----- AVAILABLE DATA

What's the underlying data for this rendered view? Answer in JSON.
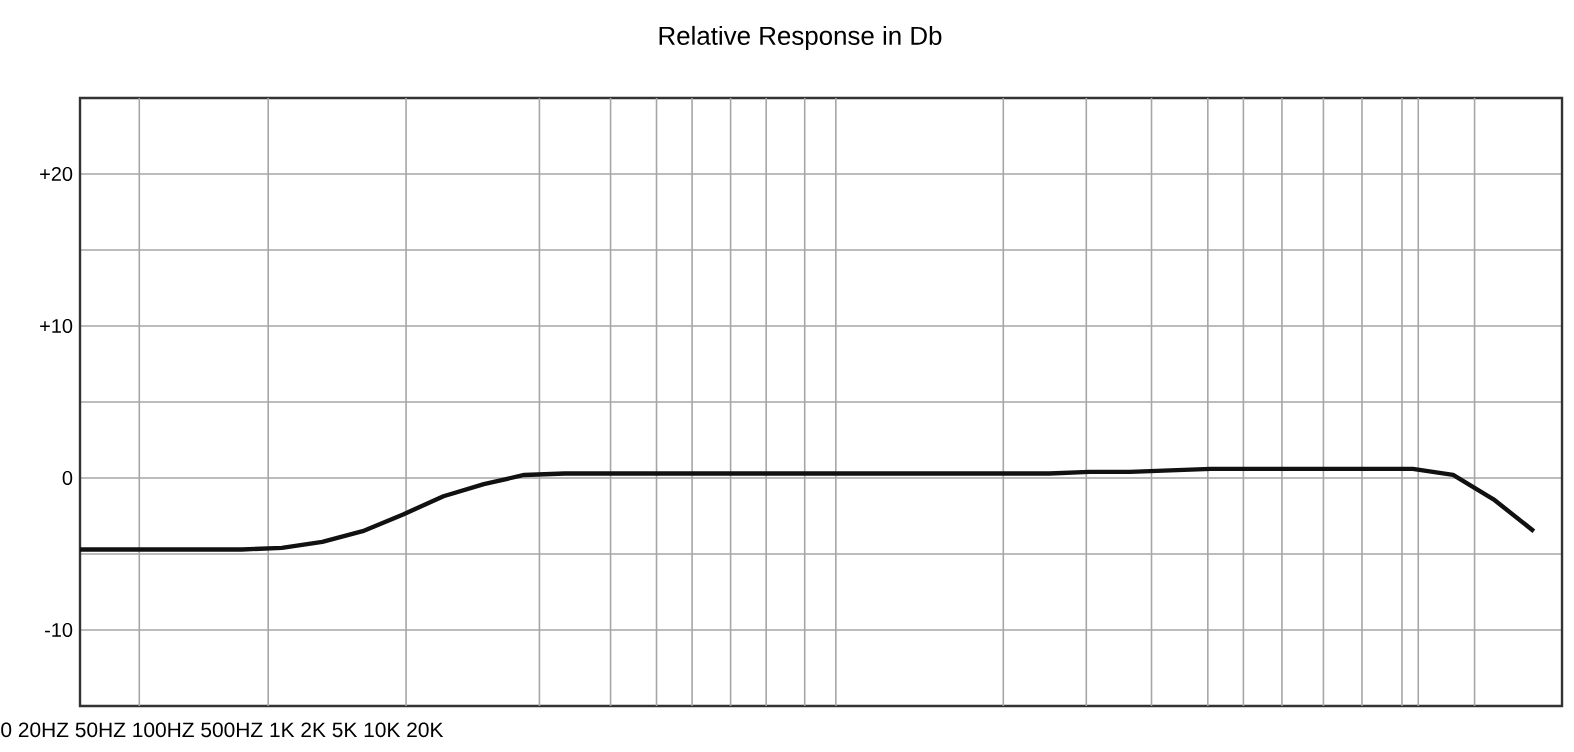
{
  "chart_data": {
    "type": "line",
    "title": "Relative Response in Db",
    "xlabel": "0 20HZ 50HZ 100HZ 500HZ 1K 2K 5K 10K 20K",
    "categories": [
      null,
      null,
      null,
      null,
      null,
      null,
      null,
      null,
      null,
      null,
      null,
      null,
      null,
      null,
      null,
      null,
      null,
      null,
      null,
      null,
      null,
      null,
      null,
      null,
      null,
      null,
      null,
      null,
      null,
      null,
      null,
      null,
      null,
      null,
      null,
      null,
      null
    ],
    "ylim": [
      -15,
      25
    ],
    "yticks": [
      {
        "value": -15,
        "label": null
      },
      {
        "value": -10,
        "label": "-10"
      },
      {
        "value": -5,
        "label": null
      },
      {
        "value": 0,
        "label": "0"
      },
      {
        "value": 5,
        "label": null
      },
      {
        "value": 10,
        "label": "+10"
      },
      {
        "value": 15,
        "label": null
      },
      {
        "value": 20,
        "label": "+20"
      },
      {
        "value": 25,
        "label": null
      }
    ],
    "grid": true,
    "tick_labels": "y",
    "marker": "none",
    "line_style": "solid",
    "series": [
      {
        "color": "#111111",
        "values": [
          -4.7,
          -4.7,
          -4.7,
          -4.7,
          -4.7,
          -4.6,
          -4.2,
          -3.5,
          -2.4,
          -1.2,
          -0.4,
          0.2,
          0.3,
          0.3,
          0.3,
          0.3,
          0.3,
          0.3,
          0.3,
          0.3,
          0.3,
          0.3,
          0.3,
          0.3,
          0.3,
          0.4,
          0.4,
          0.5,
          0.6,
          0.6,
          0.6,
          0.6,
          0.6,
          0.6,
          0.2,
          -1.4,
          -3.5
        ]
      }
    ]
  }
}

----------

WORK TO COMPLETE » Copy the records above exactly. The pictures are not part of the copy.

FINISHED TASK »
What's the underlying data for this rendered view? Answer in JSON.
{
  "chart_data": {
    "type": "line",
    "title": "Relative Response in Db",
    "xlabel": "0 20HZ 50HZ 100HZ 500HZ 1K 2K 5K 10K 20K",
    "categories": [
      null,
      null,
      null,
      null,
      null,
      null,
      null,
      null,
      null,
      null,
      null,
      null,
      null,
      null,
      null,
      null,
      null,
      null,
      null,
      null,
      null,
      null,
      null,
      null,
      null,
      null,
      null,
      null,
      null,
      null,
      null,
      null,
      null,
      null,
      null,
      null,
      null
    ],
    "ylim": [
      -15,
      25
    ],
    "yticks": [
      {
        "value": -15,
        "label": null
      },
      {
        "value": -10,
        "label": "-10"
      },
      {
        "value": -5,
        "label": null
      },
      {
        "value": 0,
        "label": "0"
      },
      {
        "value": 5,
        "label": null
      },
      {
        "value": 10,
        "label": "+10"
      },
      {
        "value": 15,
        "label": null
      },
      {
        "value": 20,
        "label": "+20"
      },
      {
        "value": 25,
        "label": null
      }
    ],
    "grid": true,
    "tick_labels": "y",
    "marker": "none",
    "line_style": "solid",
    "series": [
      {
        "color": "#111111",
        "values": [
          -4.7,
          -4.7,
          -4.7,
          -4.7,
          -4.7,
          -4.6,
          -4.2,
          -3.5,
          -2.4,
          -1.2,
          -0.4,
          0.2,
          0.3,
          0.3,
          0.3,
          0.3,
          0.3,
          0.3,
          0.3,
          0.3,
          0.3,
          0.3,
          0.3,
          0.3,
          0.3,
          0.4,
          0.4,
          0.5,
          0.6,
          0.6,
          0.6,
          0.6,
          0.6,
          0.6,
          0.2,
          -1.4,
          -3.5
        ]
      }
    ]
  }
}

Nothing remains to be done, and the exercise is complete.